Page images and their text:
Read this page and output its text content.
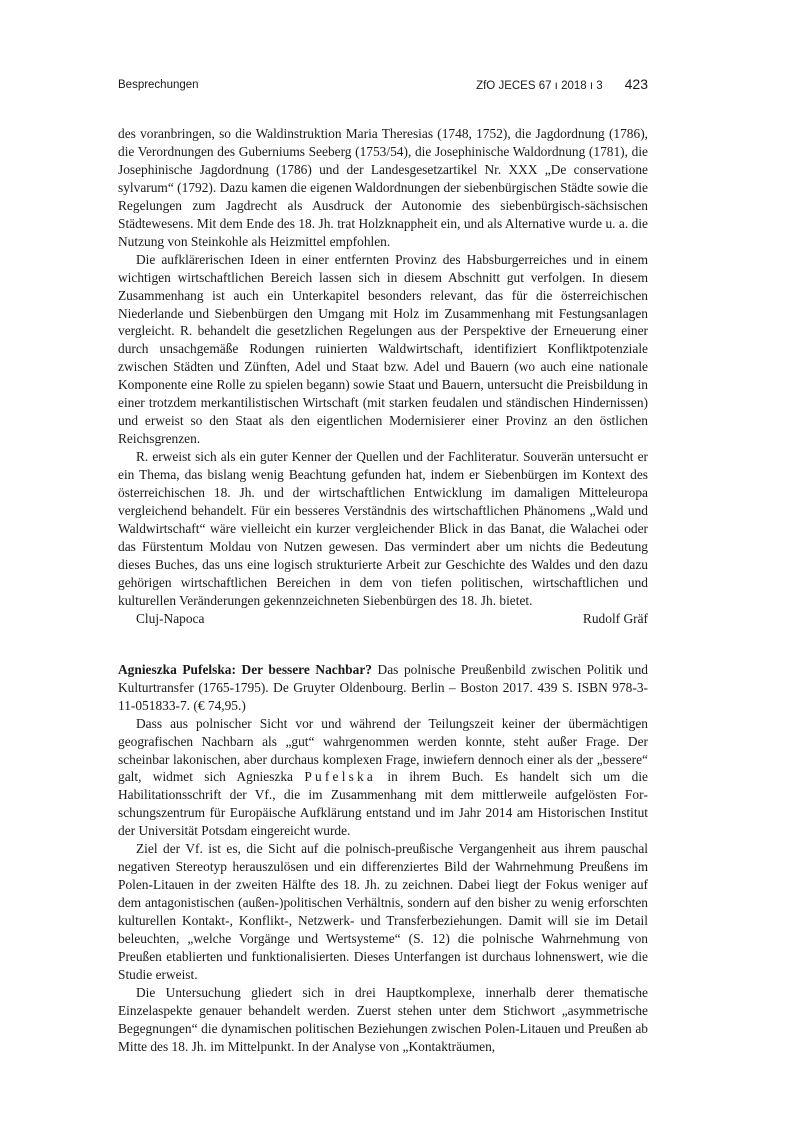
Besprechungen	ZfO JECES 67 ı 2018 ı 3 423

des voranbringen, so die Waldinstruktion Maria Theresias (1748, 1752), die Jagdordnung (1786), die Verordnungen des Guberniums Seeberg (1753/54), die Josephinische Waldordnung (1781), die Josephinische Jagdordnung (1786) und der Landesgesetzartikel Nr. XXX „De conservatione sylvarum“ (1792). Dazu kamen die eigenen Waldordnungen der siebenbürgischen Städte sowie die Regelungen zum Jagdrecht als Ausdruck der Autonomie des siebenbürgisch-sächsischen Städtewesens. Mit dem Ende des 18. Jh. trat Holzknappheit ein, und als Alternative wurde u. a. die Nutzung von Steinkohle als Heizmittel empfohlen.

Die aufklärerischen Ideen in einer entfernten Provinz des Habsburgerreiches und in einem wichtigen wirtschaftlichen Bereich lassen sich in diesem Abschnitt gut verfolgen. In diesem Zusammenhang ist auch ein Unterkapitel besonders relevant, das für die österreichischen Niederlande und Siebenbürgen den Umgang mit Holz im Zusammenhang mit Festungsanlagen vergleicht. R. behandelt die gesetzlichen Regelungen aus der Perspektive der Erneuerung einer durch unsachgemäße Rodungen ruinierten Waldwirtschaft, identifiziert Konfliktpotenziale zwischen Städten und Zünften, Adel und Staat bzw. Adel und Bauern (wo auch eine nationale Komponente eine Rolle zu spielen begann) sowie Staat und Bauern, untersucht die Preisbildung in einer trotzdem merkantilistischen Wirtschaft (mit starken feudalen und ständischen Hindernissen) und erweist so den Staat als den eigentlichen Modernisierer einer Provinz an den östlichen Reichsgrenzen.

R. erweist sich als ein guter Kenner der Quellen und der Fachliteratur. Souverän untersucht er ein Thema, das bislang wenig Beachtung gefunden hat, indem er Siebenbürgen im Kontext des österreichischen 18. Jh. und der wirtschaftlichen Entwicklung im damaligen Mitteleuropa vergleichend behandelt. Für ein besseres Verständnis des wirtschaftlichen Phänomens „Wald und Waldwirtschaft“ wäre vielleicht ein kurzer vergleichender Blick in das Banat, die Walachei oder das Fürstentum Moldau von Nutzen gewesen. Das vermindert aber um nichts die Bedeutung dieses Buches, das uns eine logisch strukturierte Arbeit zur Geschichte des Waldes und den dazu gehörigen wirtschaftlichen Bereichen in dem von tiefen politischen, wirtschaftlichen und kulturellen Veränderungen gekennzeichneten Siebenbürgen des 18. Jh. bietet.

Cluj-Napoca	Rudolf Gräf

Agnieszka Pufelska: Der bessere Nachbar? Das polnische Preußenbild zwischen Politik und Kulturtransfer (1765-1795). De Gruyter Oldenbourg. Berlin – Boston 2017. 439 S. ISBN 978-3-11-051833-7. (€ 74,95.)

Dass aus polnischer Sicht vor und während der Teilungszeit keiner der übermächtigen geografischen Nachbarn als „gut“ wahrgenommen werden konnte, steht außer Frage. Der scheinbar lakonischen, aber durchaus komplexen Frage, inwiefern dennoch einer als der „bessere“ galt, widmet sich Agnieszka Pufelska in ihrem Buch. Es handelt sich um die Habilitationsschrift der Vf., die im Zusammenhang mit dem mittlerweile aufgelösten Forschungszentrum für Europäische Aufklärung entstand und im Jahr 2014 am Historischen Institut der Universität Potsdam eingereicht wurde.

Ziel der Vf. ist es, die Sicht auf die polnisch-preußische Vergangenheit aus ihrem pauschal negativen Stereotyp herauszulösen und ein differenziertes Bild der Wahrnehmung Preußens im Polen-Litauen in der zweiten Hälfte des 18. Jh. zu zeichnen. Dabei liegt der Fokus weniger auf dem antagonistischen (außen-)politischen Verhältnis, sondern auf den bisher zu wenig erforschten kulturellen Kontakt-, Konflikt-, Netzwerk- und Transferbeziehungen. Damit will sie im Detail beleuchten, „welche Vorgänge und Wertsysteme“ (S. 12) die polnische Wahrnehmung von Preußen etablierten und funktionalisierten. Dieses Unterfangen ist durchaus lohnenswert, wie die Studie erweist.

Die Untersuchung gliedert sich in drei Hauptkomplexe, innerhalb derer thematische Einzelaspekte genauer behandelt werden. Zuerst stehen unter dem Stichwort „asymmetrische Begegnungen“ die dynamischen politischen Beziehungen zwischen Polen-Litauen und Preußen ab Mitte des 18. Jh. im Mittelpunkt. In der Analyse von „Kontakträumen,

* * *

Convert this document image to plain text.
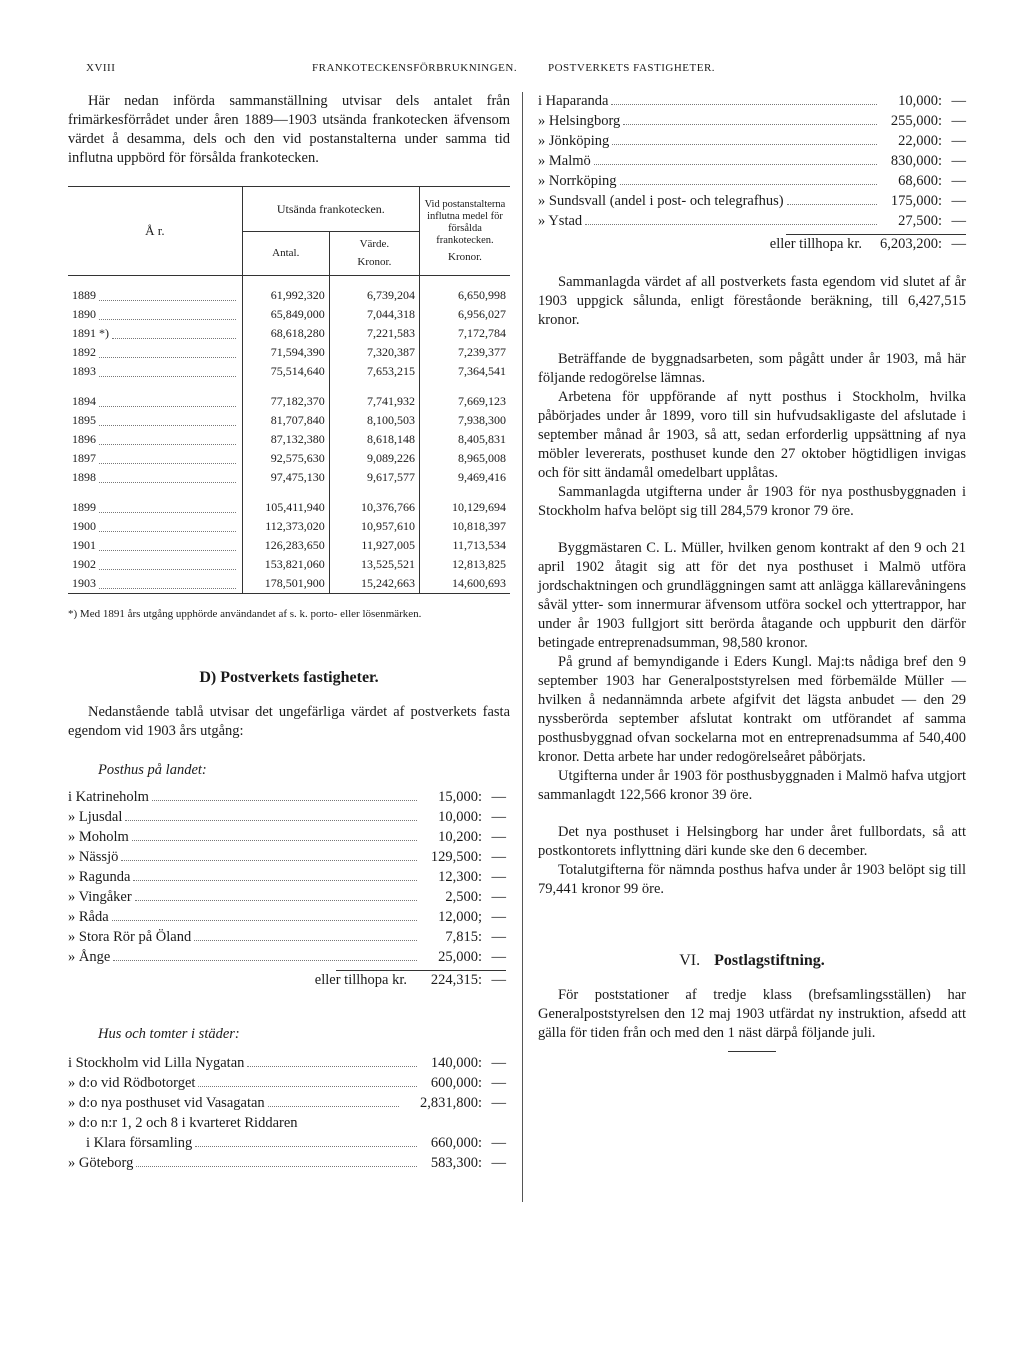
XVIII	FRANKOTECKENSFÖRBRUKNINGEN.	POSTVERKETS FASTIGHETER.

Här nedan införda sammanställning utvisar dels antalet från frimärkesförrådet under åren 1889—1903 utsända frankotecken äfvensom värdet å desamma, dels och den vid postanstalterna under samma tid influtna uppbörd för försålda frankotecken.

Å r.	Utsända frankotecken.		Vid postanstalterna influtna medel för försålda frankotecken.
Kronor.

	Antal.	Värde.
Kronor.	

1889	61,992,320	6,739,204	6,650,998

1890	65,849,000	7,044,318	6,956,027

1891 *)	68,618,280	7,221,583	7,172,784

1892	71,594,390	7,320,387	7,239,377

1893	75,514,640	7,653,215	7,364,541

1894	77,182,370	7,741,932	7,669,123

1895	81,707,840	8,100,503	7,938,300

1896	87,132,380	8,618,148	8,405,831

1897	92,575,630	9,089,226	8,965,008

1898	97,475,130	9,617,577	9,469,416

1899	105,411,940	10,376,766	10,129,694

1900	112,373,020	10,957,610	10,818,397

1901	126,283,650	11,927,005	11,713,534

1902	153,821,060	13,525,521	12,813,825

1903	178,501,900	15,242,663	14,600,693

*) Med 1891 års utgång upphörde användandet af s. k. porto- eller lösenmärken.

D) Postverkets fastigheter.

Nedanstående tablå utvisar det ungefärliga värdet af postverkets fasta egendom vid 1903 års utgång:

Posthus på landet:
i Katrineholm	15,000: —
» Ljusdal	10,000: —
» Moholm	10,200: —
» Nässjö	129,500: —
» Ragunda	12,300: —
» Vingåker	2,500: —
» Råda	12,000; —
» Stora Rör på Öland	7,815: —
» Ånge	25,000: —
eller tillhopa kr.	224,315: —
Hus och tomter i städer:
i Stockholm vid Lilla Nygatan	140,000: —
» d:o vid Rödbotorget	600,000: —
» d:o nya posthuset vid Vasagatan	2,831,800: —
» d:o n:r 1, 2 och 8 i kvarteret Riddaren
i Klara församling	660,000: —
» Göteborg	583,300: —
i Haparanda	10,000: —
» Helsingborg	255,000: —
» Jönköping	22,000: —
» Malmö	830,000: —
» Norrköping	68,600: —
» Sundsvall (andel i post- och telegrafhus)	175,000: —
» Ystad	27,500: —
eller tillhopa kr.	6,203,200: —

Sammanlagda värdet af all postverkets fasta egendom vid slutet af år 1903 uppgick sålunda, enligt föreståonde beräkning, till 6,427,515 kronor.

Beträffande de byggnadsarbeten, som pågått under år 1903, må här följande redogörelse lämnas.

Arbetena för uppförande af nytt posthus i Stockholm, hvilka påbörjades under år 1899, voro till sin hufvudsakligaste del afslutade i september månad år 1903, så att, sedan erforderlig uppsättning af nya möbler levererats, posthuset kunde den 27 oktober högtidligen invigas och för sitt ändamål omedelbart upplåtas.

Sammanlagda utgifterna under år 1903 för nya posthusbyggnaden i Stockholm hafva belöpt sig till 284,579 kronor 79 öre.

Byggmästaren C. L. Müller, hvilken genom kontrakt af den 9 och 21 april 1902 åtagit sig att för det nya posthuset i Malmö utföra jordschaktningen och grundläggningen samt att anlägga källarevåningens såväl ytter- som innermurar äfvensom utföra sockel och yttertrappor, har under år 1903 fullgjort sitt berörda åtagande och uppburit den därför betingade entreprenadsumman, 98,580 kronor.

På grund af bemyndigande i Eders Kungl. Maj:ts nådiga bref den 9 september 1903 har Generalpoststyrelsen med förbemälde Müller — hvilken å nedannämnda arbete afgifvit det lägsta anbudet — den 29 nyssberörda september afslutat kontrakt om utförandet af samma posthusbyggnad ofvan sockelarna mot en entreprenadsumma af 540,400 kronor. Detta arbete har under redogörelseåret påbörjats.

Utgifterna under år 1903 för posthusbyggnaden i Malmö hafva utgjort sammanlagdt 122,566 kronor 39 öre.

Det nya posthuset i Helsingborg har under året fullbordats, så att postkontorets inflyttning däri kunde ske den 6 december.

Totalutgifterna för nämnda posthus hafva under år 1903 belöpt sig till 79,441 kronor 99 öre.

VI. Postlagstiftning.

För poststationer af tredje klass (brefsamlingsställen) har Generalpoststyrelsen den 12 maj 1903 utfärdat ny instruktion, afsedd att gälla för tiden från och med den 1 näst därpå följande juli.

* * *

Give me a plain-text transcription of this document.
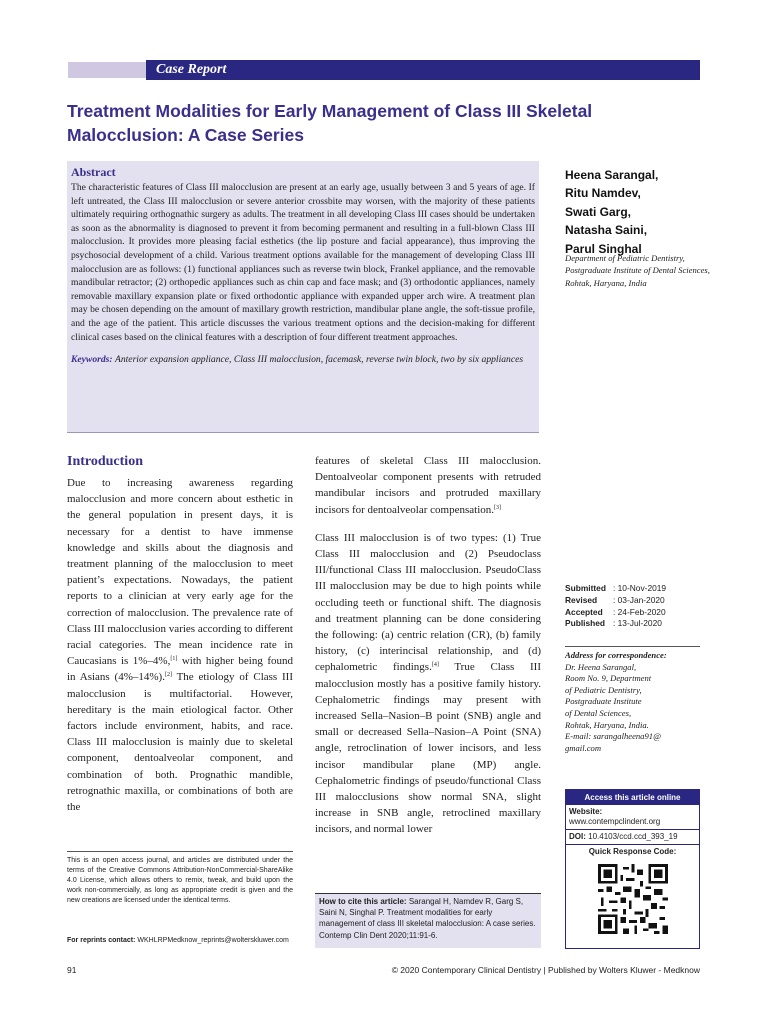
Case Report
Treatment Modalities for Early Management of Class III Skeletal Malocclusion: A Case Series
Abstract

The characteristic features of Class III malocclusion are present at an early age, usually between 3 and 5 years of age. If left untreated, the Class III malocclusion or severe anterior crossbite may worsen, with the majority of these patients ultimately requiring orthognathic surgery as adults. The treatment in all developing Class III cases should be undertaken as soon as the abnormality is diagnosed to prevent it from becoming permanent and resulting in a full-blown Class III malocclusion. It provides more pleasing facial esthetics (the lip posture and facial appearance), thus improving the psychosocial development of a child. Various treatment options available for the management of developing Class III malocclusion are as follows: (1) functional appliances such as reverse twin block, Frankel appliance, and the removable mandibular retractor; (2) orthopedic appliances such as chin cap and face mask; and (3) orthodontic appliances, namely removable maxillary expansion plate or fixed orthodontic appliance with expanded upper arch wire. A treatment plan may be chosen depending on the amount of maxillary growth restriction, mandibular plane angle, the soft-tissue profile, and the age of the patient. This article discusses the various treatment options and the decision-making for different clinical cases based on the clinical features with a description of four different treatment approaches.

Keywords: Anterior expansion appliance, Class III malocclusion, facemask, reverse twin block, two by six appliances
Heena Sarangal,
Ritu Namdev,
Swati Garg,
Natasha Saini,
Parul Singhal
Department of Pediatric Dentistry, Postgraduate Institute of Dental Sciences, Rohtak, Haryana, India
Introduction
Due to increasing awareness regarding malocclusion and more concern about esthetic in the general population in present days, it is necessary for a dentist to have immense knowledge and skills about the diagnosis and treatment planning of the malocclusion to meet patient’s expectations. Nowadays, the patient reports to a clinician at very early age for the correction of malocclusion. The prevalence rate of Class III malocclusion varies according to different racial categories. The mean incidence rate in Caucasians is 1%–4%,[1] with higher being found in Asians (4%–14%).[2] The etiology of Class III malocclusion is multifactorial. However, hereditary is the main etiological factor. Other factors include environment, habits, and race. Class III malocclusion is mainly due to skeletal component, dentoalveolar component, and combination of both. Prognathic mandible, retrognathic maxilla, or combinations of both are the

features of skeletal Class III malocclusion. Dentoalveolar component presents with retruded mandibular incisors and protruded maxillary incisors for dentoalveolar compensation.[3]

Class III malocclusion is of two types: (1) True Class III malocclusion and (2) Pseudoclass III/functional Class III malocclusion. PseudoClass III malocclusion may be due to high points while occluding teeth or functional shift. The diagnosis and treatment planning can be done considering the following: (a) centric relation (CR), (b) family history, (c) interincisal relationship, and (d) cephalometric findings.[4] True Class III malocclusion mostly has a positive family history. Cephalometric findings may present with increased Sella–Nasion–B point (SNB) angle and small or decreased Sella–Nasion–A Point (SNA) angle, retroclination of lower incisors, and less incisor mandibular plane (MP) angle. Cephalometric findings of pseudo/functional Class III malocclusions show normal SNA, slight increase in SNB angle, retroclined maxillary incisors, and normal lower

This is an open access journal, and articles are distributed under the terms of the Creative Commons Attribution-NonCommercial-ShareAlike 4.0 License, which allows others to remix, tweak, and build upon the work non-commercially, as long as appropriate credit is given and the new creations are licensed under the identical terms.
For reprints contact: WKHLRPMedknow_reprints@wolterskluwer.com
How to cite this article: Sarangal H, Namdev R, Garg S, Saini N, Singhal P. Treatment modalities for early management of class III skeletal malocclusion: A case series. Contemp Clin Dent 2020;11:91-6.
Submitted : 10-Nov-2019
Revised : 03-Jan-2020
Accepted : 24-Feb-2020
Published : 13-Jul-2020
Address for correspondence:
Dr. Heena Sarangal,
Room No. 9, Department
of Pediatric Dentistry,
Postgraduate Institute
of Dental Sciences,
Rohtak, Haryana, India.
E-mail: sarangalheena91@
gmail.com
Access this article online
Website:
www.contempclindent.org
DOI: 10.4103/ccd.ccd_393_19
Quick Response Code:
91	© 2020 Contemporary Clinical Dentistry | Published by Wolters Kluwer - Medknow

**EXERCISE DESCRIPTION:** Only lines with the word "utgång" are wanted; pull each of them from the records.

**TASK RESULT:**
*) Med 1891 års utgång upphörde användandet af s. k. porto- eller lösenmärken.
Nedanstående tablå utvisar det ungefärliga värdet af postverkets fasta egendom vid 1903 års utgång:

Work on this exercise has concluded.